# Goal:
Transcribe the listing verbatim. Do not carry over any pictures.

******************************

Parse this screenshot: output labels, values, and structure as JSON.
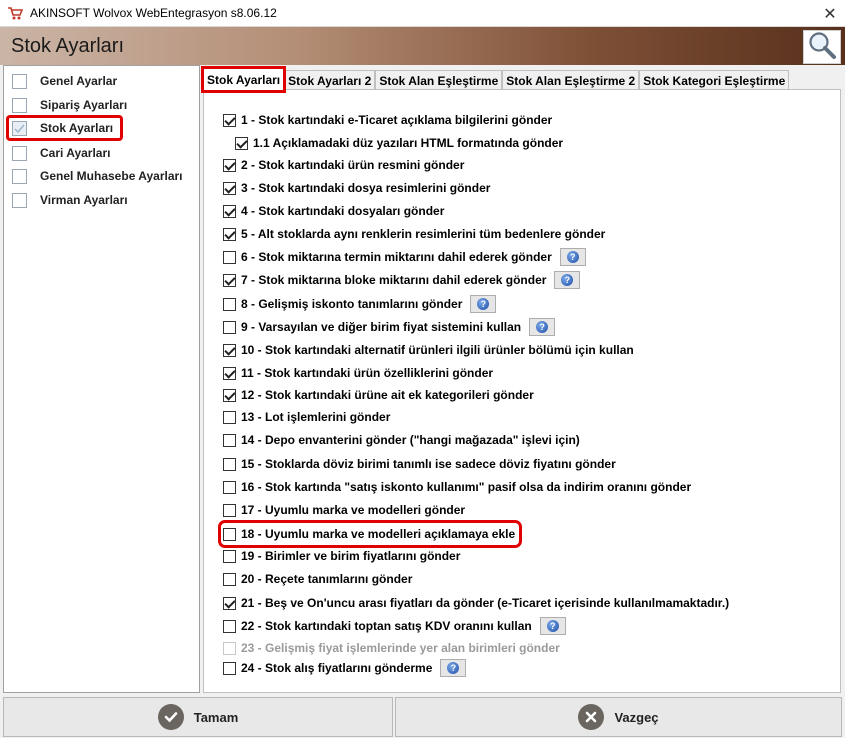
{
  "window": {
    "title": "AKINSOFT Wolvox WebEntegrasyon s8.06.12",
    "close_glyph": "✕"
  },
  "header": {
    "title": "Stok Ayarları"
  },
  "sidebar": {
    "items": [
      {
        "label": "Genel Ayarlar"
      },
      {
        "label": "Sipariş Ayarları"
      },
      {
        "label": "Stok Ayarları"
      },
      {
        "label": "Cari Ayarları"
      },
      {
        "label": "Genel Muhasebe Ayarları"
      },
      {
        "label": "Virman Ayarları"
      }
    ]
  },
  "tabs": [
    {
      "label": "Stok Ayarları"
    },
    {
      "label": "Stok Ayarları 2"
    },
    {
      "label": "Stok Alan Eşleştirme"
    },
    {
      "label": "Stok Alan Eşleştirme 2"
    },
    {
      "label": "Stok Kategori Eşleştirme"
    }
  ],
  "options": [
    {
      "label": "1 - Stok kartındaki e-Ticaret açıklama bilgilerini gönder",
      "checked": true
    },
    {
      "label": "1.1 Açıklamadaki düz yazıları HTML formatında gönder",
      "checked": true
    },
    {
      "label": "2 - Stok kartındaki ürün resmini gönder",
      "checked": true
    },
    {
      "label": "3 - Stok kartındaki dosya resimlerini gönder",
      "checked": true
    },
    {
      "label": "4 - Stok kartındaki dosyaları gönder",
      "checked": true
    },
    {
      "label": "5 - Alt stoklarda aynı renklerin resimlerini tüm bedenlere gönder",
      "checked": true
    },
    {
      "label": "6 - Stok miktarına termin miktarını dahil ederek gönder",
      "checked": false
    },
    {
      "label": "7 - Stok miktarına bloke miktarını dahil ederek gönder",
      "checked": true
    },
    {
      "label": "8 - Gelişmiş iskonto tanımlarını gönder",
      "checked": false
    },
    {
      "label": "9 - Varsayılan ve diğer birim fiyat sistemini kullan",
      "checked": false
    },
    {
      "label": "10 - Stok kartındaki alternatif ürünleri ilgili ürünler bölümü için kullan",
      "checked": true
    },
    {
      "label": "11 - Stok kartındaki ürün özelliklerini gönder",
      "checked": true
    },
    {
      "label": "12 - Stok kartındaki ürüne ait ek kategorileri gönder",
      "checked": true
    },
    {
      "label": "13 - Lot işlemlerini gönder",
      "checked": false
    },
    {
      "label": "14 - Depo envanterini gönder (\"hangi mağazada\" işlevi için)",
      "checked": false
    },
    {
      "label": "15 - Stoklarda döviz birimi tanımlı ise sadece döviz fiyatını gönder",
      "checked": false
    },
    {
      "label": "16 - Stok kartında \"satış iskonto kullanımı\" pasif olsa da indirim oranını gönder",
      "checked": false
    },
    {
      "label": "17 - Uyumlu marka ve modelleri gönder",
      "checked": false
    },
    {
      "label": "18 - Uyumlu marka ve modelleri açıklamaya ekle",
      "checked": false
    },
    {
      "label": "19 - Birimler ve birim fiyatlarını gönder",
      "checked": false
    },
    {
      "label": "20 - Reçete tanımlarını gönder",
      "checked": false
    },
    {
      "label": "21 - Beş ve On'uncu arası fiyatları da gönder (e-Ticaret içerisinde kullanılmamaktadır.)",
      "checked": true
    },
    {
      "label": "22 - Stok kartındaki toptan satış KDV oranını kullan",
      "checked": false
    },
    {
      "label": "23 - Gelişmiş fiyat işlemlerinde yer alan birimleri gönder",
      "checked": false,
      "disabled": true
    },
    {
      "label": "24 - Stok alış fiyatlarını gönderme",
      "checked": false
    }
  ],
  "help_glyph": "?",
  "footer": {
    "ok_label": "Tamam",
    "cancel_label": "Vazgeç"
  },
  "colors": {
    "highlight": "#e00000",
    "header_gradient_end": "#57301c",
    "help_icon": "#1e4fa8"
  }
}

******************************

# Problem solution:
Parse this screenshot: output labels, values, and structure as JSON.
{
  "window": {
    "title": "AKINSOFT Wolvox WebEntegrasyon s8.06.12",
    "close_glyph": "✕"
  },
  "header": {
    "title": "Stok Ayarları"
  },
  "sidebar": {
    "items": [
      {
        "label": "Genel Ayarlar"
      },
      {
        "label": "Sipariş Ayarları"
      },
      {
        "label": "Stok Ayarları"
      },
      {
        "label": "Cari Ayarları"
      },
      {
        "label": "Genel Muhasebe Ayarları"
      },
      {
        "label": "Virman Ayarları"
      }
    ]
  },
  "tabs": [
    {
      "label": "Stok Ayarları"
    },
    {
      "label": "Stok Ayarları 2"
    },
    {
      "label": "Stok Alan Eşleştirme"
    },
    {
      "label": "Stok Alan Eşleştirme 2"
    },
    {
      "label": "Stok Kategori Eşleştirme"
    }
  ],
  "options": [
    {
      "label": "1 - Stok kartındaki e-Ticaret açıklama bilgilerini gönder",
      "checked": true
    },
    {
      "label": "1.1 Açıklamadaki düz yazıları HTML formatında gönder",
      "checked": true
    },
    {
      "label": "2 - Stok kartındaki ürün resmini gönder",
      "checked": true
    },
    {
      "label": "3 - Stok kartındaki dosya resimlerini gönder",
      "checked": true
    },
    {
      "label": "4 - Stok kartındaki dosyaları gönder",
      "checked": true
    },
    {
      "label": "5 - Alt stoklarda aynı renklerin resimlerini tüm bedenlere gönder",
      "checked": true
    },
    {
      "label": "6 - Stok miktarına termin miktarını dahil ederek gönder",
      "checked": false
    },
    {
      "label": "7 - Stok miktarına bloke miktarını dahil ederek gönder",
      "checked": true
    },
    {
      "label": "8 - Gelişmiş iskonto tanımlarını gönder",
      "checked": false
    },
    {
      "label": "9 - Varsayılan ve diğer birim fiyat sistemini kullan",
      "checked": false
    },
    {
      "label": "10 - Stok kartındaki alternatif ürünleri ilgili ürünler bölümü için kullan",
      "checked": true
    },
    {
      "label": "11 - Stok kartındaki ürün özelliklerini gönder",
      "checked": true
    },
    {
      "label": "12 - Stok kartındaki ürüne ait ek kategorileri gönder",
      "checked": true
    },
    {
      "label": "13 - Lot işlemlerini gönder",
      "checked": false
    },
    {
      "label": "14 - Depo envanterini gönder (\"hangi mağazada\" işlevi için)",
      "checked": false
    },
    {
      "label": "15 - Stoklarda döviz birimi tanımlı ise sadece döviz fiyatını gönder",
      "checked": false
    },
    {
      "label": "16 - Stok kartında \"satış iskonto kullanımı\" pasif olsa da indirim oranını gönder",
      "checked": false
    },
    {
      "label": "17 - Uyumlu marka ve modelleri gönder",
      "checked": false
    },
    {
      "label": "18 - Uyumlu marka ve modelleri açıklamaya ekle",
      "checked": false
    },
    {
      "label": "19 - Birimler ve birim fiyatlarını gönder",
      "checked": false
    },
    {
      "label": "20 - Reçete tanımlarını gönder",
      "checked": false
    },
    {
      "label": "21 - Beş ve On'uncu arası fiyatları da gönder (e-Ticaret içerisinde kullanılmamaktadır.)",
      "checked": true
    },
    {
      "label": "22 - Stok kartındaki toptan satış KDV oranını kullan",
      "checked": false
    },
    {
      "label": "23 - Gelişmiş fiyat işlemlerinde yer alan birimleri gönder",
      "checked": false,
      "disabled": true
    },
    {
      "label": "24 - Stok alış fiyatlarını gönderme",
      "checked": false
    }
  ],
  "help_glyph": "?",
  "footer": {
    "ok_label": "Tamam",
    "cancel_label": "Vazgeç"
  },
  "colors": {
    "highlight": "#e00000",
    "header_gradient_end": "#57301c",
    "help_icon": "#1e4fa8"
  }
}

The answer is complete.